For newborn apparel, our new assortment of layette net essentials which we call Brand New Baby continued to exceed our plans. New for the fall season we launched a monkey-theme concept which has resonated with our customer. Our customer’s responded to our quality knot fabric with a superior soft feel and our baby-friendly fit plus our unique style, prints and details.

We also launched organics this season and based upon the success of that assortment we will be continuing organics going forward.

Our holiday picture taking collection, however, which launched at the end of September, had disappointing mixed results. We feel that the customer may have been deferring her purchase for this very specific seasonal outfit this year and only purchased the items she was sure would be sold out if she waited like our exclusive family dressing collection which included plaids for the family.

Customers also bought our rich, chocolate brown velvet party dress, which was unlike anything offered in the mall at this time.

Moving forward to the gift-giving season, we were very pleased with the response to our gift line which set at the end of October. For girls the line has chocolate and strawberry bonbons which featured chocolate/strawberry/vanilla colors, dot patterns, Neapolitan color blocking and candy artwork. For boys, the line was dog which featured khaki green and navy plaids, argyles and dog icons. This line was a unique alternative to the traditional red and black that was flooded in the mall and gave the customer a casual to dressy alternative to holiday outfits. From a value perspective for those customers that want to stretch their dollars, these outfits can be worn well beyond the holidays.

On the value side of our strategy, in anticipation of a more value oriented customer this holiday season, we have taken our Jingle Deal campaign to new heights and strengthened our offering, presentation and timing based upon key learning’s from prior years. We have had a great response to our latest deal, outerwear vests, which is encouraging for the balance of our item offerings this season.

We are also very excited about our Jingle Deal items and promotions for Black Friday weekend and feel that our customer will be impressed by the value that she can get from the Gymboree brand.

Turning to Janie and Jack, for the third quarter we saw a shift from reg price to mark downs as even this customer looked to stretch her dollar and as a result this brand did post the weakest performance across the brands. At the department level our strongest performance came from our boy line whereas girls was weaker, partly due to the tougher comparisons with some of our strongest lines that we had last year at the same time. Also in girls our customers are asking for brighter color palettes, much more than she has in the past which is definitely an area we have adjusted for in our next line which lands in the stores next week and lines going forward.

Also, specifically for boys, our customer’s buy menswear inspired silhouettes and fabrics which we will also expand going forward. As has been our trend, our special occasion product for boys and girls continues to be a winner.

Regarding line performance for the third quarter, our strongest performance came from our fall line set in September. The customer responded most positively to our boy products which featured menswear fabrications and styling and fun dog icons. Overall, at Janie and Jack we are focused on delivering the most elevated shopping experience in the mall for our customers. We have made sure we are offering our customers must-have gift outfits in fabrics, details and styling that are available nowhere else, surrounded by the shopping experience that is as special as our product. In that effort we have created magical holiday windows displays that feature moving trains, animated ice skaters and downhill tobogonners in a wintry scene that has become a heart-warming, must see experience for the family and a reason to return to our shop again and again during the holiday season.

Element location data:
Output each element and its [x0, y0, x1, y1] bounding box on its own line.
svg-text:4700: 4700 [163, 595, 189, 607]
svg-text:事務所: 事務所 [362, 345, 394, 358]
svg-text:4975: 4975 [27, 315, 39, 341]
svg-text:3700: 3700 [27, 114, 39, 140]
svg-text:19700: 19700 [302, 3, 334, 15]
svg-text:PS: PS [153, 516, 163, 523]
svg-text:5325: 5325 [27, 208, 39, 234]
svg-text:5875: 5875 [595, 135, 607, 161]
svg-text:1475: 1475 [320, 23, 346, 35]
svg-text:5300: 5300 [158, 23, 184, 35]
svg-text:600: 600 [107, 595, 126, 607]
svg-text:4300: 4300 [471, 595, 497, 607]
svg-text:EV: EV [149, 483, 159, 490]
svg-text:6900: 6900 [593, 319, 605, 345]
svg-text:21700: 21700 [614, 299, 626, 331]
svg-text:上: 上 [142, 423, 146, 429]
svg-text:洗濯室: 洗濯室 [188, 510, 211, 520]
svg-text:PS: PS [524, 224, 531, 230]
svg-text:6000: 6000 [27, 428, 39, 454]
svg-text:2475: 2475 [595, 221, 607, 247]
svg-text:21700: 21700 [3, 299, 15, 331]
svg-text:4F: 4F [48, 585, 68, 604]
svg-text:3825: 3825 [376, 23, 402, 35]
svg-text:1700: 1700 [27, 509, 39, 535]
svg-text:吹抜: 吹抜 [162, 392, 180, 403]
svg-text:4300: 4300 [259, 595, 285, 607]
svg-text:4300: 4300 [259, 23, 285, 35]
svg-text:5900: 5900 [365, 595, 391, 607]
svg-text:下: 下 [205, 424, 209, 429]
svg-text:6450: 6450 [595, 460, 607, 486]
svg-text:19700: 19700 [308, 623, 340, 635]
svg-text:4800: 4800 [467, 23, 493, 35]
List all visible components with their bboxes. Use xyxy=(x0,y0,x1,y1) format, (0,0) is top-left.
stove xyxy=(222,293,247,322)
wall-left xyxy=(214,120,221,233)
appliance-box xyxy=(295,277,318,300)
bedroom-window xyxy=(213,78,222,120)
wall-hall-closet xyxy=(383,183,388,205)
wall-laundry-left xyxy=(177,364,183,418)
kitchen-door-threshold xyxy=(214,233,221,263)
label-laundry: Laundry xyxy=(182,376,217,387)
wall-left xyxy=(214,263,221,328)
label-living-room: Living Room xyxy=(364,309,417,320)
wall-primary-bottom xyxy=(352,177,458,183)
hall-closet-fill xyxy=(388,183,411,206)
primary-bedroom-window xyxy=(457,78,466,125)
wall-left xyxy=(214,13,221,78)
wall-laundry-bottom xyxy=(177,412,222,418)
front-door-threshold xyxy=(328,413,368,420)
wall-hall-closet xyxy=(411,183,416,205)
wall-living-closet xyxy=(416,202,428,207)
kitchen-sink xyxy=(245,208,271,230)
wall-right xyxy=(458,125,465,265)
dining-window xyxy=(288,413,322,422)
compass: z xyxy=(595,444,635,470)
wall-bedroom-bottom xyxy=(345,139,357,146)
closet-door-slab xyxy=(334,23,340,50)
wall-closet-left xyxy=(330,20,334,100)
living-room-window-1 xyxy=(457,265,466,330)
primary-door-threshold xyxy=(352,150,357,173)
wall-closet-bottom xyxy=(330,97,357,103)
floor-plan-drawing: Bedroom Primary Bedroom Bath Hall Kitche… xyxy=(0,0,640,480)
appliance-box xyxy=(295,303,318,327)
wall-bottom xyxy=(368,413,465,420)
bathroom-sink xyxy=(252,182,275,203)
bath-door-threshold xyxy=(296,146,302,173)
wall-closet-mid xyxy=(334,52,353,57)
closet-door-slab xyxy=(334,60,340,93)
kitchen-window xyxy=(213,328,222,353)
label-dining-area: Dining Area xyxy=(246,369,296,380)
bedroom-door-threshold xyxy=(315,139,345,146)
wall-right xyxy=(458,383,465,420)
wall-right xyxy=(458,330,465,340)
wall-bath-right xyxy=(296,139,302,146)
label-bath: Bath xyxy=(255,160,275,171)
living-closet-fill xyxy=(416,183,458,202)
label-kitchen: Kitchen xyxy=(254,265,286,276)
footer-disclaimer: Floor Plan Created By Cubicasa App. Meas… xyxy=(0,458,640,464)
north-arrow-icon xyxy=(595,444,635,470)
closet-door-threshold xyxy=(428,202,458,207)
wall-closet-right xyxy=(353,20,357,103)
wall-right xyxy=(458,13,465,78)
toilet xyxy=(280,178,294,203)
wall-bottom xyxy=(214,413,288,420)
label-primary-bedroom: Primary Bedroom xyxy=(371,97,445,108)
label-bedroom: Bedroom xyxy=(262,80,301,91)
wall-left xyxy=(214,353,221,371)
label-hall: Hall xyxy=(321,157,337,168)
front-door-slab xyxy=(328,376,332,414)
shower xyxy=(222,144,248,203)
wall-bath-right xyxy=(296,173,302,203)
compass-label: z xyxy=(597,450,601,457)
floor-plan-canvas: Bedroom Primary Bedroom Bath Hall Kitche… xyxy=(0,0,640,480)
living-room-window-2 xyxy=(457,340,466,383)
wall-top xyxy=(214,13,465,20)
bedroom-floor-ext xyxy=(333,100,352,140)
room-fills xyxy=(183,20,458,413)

Task set –
• 1. List the features the apparel sales remarks give for the girls' version of the gift line.
• 2. Reproduce word for word the stretch of the apparel sales remarks from "On the value" through "offerings this season.".

List of solutions –
• 1.
- Chocolate/strawberry/vanilla colors
- Dot patterns
- Neapolitan color blocking
- Candy artwork

• 2.
On the value side of our strategy, in anticipation of a more value oriented customer this holiday season, we have taken our Jingle Deal campaign to new heights and strengthened our offering, presentation and timing based upon key learning’s from prior years. We have had a great response to our latest deal, outerwear vests, which is encouraging for the balance of our item offerings this season.